Where the data below has the string "arrow", return the whole line.
#### Data supplied
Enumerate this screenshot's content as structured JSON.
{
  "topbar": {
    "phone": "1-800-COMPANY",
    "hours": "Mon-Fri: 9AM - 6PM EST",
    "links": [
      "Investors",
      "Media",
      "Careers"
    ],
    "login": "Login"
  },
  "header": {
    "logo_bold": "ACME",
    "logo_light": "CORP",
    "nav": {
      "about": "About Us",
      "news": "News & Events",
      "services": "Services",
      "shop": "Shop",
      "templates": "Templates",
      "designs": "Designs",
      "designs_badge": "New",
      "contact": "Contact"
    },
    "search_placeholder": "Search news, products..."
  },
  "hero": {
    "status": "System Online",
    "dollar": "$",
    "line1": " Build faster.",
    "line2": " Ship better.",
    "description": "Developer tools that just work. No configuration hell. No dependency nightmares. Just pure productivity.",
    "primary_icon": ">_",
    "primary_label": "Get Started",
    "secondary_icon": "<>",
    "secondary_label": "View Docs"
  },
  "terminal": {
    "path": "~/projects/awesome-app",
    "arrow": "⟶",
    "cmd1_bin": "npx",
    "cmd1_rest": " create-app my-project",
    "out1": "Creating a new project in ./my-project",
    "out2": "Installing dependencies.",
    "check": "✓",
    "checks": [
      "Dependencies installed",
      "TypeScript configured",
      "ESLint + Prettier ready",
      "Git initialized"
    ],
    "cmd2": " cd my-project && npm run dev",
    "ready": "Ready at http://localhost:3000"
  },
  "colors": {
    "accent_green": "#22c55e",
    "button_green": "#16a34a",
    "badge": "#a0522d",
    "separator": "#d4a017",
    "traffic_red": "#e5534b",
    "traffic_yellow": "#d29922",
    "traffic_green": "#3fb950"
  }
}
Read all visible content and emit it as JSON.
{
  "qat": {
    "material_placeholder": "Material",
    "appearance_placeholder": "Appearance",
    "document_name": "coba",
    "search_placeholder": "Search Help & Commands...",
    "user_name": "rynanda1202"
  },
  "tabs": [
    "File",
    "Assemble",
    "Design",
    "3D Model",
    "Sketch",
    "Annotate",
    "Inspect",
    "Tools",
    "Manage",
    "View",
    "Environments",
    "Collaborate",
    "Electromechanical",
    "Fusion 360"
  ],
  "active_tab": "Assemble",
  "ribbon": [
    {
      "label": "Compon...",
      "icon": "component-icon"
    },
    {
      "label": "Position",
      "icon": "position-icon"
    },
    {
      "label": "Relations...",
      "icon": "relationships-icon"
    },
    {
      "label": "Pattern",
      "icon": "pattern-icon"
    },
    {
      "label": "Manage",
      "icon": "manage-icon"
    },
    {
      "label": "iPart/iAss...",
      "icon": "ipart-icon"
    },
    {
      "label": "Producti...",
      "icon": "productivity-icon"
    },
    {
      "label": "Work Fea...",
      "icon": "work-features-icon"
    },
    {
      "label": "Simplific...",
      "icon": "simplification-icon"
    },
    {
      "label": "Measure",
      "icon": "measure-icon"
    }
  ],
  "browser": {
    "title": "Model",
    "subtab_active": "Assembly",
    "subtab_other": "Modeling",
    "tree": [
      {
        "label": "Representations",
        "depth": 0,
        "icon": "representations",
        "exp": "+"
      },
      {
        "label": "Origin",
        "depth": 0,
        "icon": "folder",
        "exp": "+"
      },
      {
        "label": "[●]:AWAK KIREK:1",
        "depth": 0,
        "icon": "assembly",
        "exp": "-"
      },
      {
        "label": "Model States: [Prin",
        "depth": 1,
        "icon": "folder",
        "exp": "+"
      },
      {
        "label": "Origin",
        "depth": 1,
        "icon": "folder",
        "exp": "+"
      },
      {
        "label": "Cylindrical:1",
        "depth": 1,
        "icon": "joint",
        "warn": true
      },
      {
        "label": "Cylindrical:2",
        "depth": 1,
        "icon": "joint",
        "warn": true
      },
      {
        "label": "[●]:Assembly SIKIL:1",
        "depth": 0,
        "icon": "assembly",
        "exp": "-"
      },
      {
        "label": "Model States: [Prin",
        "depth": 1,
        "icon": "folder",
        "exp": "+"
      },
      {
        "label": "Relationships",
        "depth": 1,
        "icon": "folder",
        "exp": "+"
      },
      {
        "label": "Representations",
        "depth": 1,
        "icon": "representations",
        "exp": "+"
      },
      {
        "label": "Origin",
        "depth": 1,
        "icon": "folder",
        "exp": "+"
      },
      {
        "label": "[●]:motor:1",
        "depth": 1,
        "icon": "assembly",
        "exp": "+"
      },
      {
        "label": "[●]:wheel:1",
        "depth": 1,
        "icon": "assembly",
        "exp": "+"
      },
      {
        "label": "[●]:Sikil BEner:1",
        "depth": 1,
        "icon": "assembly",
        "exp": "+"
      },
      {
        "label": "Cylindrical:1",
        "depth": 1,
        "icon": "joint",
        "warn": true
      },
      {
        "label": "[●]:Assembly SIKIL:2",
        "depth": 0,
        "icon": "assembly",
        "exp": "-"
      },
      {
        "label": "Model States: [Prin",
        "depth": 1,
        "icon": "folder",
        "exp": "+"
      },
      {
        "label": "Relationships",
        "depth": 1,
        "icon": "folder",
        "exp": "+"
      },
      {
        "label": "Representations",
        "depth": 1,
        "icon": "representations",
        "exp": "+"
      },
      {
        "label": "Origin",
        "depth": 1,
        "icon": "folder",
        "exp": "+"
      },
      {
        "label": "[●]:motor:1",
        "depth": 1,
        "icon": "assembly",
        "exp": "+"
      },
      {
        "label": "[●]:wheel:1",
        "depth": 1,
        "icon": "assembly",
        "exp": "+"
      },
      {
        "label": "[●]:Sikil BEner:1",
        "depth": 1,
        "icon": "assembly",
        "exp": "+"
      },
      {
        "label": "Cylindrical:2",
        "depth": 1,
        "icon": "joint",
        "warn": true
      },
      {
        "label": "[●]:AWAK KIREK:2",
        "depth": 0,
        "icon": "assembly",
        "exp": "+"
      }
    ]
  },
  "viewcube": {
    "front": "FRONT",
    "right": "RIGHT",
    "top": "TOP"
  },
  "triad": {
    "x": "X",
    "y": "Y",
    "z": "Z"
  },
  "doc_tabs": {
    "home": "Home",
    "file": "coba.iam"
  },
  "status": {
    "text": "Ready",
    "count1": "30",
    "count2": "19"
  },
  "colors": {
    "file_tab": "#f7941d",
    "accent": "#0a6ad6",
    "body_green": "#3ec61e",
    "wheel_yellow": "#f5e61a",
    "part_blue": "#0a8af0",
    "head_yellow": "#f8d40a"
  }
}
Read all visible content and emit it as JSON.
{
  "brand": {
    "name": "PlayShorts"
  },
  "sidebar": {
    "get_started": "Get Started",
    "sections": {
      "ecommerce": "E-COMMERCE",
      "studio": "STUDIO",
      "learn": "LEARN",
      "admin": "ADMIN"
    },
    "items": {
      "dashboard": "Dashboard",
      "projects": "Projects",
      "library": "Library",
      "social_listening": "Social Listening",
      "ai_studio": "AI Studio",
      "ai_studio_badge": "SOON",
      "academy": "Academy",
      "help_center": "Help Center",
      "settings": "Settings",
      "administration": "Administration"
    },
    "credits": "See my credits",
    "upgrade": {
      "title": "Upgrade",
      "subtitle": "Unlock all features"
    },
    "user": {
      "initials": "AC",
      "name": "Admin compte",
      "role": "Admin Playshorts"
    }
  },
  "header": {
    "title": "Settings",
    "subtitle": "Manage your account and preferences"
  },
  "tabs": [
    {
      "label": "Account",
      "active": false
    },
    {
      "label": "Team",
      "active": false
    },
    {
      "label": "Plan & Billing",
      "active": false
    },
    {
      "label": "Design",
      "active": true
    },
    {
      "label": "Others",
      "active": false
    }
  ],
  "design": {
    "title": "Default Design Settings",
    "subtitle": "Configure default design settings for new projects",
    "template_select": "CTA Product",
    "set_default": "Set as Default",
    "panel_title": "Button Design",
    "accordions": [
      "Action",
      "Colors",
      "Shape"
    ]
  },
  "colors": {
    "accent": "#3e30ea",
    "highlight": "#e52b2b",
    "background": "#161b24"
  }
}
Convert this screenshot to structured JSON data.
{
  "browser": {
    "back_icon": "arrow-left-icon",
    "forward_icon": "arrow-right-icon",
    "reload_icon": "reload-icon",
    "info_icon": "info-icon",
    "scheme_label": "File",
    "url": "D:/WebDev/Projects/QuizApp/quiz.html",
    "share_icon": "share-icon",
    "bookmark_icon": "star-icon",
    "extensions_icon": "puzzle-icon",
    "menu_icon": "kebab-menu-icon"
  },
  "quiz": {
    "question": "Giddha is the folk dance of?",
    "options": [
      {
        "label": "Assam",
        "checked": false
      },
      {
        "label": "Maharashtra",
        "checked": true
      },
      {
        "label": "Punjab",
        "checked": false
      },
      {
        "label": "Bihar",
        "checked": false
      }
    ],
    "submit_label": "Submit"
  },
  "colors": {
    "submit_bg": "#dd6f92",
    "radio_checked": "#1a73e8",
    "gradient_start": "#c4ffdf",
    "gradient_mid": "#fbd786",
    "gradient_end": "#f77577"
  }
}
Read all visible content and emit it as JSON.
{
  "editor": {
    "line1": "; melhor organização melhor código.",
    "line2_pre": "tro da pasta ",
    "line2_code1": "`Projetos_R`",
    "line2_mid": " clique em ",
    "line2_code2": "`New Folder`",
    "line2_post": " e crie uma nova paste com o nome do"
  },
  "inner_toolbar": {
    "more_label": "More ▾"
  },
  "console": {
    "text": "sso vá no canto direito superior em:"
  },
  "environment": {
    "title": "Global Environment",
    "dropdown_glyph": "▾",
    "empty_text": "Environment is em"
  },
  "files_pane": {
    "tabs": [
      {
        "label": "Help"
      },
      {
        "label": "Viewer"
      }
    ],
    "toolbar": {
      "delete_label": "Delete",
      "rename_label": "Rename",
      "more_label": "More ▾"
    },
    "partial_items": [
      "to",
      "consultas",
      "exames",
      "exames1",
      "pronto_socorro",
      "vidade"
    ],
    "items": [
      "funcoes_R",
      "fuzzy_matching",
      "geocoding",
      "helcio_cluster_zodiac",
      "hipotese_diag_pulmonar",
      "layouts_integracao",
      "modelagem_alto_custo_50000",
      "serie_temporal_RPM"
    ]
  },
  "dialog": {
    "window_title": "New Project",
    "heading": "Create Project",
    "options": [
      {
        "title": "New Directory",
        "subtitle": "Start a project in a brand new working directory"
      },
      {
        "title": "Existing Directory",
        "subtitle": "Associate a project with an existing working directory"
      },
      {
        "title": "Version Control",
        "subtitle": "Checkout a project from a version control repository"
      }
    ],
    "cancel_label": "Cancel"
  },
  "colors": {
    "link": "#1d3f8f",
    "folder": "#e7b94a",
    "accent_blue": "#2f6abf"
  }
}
########
Exercise output |
    "arrow": "⟶",
    "back_icon": "arrow-left-icon",
    "forward_icon": "arrow-right-icon",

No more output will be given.